#### GIVEN RECORDS ####
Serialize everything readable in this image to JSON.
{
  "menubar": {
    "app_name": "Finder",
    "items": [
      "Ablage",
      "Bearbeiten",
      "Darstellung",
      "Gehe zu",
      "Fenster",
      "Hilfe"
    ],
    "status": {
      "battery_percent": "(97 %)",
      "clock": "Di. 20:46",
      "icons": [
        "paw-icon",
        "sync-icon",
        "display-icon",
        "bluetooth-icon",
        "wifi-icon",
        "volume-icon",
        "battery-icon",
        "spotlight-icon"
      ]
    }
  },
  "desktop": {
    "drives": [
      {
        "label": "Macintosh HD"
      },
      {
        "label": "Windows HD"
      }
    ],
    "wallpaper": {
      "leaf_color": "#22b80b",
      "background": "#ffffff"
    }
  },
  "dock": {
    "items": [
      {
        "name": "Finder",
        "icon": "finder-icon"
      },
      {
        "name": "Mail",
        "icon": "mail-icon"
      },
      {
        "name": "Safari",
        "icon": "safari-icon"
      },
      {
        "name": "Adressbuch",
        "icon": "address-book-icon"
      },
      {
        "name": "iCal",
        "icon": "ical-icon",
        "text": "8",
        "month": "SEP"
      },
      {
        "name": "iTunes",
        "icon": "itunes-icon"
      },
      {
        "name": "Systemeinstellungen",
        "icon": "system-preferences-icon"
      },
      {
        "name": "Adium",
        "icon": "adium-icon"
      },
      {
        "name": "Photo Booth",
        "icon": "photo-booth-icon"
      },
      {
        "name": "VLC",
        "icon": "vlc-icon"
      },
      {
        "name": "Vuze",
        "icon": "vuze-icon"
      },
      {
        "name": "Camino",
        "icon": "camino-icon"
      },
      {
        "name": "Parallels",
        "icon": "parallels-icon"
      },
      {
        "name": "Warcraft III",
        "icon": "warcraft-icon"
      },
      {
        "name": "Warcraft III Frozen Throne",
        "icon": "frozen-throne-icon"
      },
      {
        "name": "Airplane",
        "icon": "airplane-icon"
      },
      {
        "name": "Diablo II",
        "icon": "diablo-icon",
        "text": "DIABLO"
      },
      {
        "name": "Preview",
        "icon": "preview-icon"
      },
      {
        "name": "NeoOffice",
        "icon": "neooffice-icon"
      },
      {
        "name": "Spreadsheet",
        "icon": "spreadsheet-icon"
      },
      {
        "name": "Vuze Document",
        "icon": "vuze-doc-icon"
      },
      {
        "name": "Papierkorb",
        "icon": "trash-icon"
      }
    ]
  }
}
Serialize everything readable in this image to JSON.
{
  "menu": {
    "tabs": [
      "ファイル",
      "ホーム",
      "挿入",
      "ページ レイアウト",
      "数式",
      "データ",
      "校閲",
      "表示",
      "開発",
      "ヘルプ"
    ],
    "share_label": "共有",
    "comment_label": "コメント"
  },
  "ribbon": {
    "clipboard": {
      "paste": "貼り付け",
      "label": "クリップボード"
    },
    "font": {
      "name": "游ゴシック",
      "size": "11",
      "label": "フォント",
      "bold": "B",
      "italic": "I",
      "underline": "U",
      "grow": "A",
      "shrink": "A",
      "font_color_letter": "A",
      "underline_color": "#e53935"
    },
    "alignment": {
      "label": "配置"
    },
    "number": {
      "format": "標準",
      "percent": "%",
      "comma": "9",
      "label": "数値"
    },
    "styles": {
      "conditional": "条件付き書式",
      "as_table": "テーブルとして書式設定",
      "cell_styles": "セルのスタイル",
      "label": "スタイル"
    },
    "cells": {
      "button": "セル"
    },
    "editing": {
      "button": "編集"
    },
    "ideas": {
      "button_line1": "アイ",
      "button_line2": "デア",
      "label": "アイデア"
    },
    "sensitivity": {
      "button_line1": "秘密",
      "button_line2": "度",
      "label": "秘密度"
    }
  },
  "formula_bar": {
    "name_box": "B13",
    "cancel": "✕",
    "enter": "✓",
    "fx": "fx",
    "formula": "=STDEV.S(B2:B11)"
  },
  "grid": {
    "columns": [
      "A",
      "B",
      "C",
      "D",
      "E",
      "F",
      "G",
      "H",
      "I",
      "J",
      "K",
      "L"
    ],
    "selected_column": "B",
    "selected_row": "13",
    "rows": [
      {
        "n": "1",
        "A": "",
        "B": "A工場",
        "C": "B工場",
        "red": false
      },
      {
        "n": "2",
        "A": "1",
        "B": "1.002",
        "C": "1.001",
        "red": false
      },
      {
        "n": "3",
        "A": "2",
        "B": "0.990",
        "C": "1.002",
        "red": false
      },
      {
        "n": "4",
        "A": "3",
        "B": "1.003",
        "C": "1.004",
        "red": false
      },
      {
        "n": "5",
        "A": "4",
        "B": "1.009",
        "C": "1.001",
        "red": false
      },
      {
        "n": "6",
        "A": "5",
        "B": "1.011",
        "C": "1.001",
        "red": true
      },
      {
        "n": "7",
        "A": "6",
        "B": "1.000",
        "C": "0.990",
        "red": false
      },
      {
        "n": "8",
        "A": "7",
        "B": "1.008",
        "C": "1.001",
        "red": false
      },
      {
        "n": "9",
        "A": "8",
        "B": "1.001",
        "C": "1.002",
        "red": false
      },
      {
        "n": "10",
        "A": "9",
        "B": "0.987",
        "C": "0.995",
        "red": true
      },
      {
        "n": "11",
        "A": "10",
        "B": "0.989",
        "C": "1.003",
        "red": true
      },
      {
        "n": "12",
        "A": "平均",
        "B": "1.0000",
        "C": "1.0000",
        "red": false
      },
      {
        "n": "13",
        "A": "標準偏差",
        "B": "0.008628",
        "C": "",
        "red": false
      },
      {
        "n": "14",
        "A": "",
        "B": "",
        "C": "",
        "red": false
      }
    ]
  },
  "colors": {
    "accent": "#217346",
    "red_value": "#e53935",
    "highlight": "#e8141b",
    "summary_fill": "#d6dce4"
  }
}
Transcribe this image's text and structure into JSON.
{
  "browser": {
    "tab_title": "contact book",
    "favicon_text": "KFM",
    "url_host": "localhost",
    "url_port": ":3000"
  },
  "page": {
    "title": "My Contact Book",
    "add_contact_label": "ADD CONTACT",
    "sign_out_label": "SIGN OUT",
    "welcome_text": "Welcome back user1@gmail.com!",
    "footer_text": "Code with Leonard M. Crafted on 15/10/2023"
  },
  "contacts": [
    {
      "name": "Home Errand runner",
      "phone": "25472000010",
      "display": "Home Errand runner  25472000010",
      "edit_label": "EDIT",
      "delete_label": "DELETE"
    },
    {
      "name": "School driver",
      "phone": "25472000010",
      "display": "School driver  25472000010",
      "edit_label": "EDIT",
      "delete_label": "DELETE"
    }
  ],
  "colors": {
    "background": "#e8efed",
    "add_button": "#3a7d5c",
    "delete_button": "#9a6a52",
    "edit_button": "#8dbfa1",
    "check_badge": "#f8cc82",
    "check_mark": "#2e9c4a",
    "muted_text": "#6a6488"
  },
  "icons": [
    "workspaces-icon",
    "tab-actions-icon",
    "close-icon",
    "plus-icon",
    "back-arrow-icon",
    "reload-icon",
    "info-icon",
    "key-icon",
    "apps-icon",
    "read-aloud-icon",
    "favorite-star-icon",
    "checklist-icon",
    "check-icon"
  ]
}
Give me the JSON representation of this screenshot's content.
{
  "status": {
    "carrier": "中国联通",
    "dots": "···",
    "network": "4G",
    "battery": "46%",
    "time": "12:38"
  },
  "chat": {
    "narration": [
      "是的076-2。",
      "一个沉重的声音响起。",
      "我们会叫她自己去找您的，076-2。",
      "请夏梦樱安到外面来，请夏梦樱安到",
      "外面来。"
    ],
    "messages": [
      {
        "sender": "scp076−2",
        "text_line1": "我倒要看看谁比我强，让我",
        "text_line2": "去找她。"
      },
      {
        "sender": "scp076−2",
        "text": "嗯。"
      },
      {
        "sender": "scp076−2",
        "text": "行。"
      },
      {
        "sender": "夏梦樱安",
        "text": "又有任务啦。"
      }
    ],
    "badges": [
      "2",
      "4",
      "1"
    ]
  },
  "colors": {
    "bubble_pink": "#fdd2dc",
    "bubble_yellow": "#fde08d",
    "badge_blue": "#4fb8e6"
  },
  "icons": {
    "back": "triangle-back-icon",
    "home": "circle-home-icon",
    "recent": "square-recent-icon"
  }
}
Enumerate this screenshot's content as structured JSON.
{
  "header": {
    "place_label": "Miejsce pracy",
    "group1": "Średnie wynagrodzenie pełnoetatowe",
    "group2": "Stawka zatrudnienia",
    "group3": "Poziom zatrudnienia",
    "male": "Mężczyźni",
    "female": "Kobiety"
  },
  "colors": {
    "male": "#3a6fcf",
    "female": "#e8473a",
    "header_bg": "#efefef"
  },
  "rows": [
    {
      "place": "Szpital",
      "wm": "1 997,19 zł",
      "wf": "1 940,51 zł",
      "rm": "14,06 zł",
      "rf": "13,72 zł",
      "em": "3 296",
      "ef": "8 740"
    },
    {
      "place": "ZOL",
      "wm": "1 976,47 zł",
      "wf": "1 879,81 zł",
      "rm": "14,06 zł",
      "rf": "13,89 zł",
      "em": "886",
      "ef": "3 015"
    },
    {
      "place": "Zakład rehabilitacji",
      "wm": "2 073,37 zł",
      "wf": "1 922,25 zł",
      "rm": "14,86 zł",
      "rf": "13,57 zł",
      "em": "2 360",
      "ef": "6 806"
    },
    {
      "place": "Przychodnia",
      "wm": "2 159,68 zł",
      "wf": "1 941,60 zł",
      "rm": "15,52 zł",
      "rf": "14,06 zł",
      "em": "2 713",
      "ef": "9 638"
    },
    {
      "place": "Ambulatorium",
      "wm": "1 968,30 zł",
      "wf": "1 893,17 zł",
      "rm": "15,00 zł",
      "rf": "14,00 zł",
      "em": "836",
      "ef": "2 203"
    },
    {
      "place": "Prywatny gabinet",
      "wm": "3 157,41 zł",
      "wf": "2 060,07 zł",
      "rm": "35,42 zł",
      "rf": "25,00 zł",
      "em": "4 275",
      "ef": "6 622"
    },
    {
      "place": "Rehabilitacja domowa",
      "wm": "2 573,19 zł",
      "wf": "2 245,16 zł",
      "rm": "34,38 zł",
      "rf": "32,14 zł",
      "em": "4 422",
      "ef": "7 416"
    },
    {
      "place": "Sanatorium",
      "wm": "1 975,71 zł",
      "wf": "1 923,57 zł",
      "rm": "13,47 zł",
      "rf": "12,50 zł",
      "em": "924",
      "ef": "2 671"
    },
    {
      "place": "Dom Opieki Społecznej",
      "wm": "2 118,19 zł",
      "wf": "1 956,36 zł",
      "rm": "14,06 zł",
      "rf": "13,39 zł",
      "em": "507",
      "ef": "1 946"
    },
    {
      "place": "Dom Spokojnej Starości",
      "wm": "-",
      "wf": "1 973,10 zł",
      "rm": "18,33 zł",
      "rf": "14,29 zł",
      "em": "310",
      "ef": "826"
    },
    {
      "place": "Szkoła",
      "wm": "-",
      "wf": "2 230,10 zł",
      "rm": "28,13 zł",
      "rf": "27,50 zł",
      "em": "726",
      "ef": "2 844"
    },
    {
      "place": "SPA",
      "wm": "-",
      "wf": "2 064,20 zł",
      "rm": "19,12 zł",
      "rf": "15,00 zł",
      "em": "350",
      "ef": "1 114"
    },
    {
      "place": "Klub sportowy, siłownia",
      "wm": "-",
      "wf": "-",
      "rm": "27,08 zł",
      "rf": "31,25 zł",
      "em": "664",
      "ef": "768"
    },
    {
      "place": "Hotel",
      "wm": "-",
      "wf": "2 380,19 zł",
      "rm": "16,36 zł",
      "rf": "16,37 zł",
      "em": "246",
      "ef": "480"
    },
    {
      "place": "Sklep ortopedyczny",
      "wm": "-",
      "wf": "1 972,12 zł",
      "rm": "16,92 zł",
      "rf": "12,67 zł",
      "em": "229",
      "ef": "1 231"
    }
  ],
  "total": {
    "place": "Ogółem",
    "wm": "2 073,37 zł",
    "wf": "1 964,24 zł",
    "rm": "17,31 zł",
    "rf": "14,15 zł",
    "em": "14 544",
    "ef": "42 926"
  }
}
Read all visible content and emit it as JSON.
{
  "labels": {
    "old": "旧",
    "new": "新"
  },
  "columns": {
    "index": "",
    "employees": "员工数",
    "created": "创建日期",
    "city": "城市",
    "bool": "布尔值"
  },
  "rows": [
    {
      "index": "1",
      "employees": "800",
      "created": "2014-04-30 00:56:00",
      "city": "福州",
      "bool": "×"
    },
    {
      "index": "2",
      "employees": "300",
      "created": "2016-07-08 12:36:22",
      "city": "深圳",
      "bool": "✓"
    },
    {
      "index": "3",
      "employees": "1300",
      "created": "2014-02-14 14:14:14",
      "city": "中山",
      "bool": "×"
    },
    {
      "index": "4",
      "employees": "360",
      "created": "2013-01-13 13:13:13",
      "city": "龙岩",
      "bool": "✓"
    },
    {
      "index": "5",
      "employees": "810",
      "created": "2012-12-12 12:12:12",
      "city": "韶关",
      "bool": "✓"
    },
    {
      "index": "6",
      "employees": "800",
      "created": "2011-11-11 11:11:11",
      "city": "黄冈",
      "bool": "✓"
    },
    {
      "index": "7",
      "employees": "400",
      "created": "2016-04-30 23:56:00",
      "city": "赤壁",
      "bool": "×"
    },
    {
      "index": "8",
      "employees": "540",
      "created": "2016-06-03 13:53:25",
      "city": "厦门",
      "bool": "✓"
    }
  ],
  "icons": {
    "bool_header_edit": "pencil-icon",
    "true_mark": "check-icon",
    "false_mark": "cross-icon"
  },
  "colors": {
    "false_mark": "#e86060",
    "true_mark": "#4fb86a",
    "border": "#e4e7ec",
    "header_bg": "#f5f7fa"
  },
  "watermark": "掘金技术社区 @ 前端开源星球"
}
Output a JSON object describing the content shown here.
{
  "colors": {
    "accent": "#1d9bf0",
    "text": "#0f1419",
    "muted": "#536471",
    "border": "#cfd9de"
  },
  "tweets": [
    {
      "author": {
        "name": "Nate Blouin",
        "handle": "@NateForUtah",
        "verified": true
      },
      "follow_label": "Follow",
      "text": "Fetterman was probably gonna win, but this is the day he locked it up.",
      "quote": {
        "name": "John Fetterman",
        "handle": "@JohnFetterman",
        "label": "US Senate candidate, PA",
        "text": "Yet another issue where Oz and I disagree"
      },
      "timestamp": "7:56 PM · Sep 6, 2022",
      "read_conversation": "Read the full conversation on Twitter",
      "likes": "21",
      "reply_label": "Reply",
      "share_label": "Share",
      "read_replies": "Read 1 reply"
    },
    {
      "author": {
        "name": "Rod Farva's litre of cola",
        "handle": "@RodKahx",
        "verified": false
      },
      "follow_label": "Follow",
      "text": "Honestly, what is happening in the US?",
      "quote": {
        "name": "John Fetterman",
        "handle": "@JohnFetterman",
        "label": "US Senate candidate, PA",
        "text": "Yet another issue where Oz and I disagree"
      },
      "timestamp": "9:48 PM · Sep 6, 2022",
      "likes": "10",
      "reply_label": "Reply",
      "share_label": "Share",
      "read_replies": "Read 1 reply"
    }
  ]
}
####
* **STATED GOAL**
Give only the count of lines in this material that contain the string "School".

* **THE RESULT**
2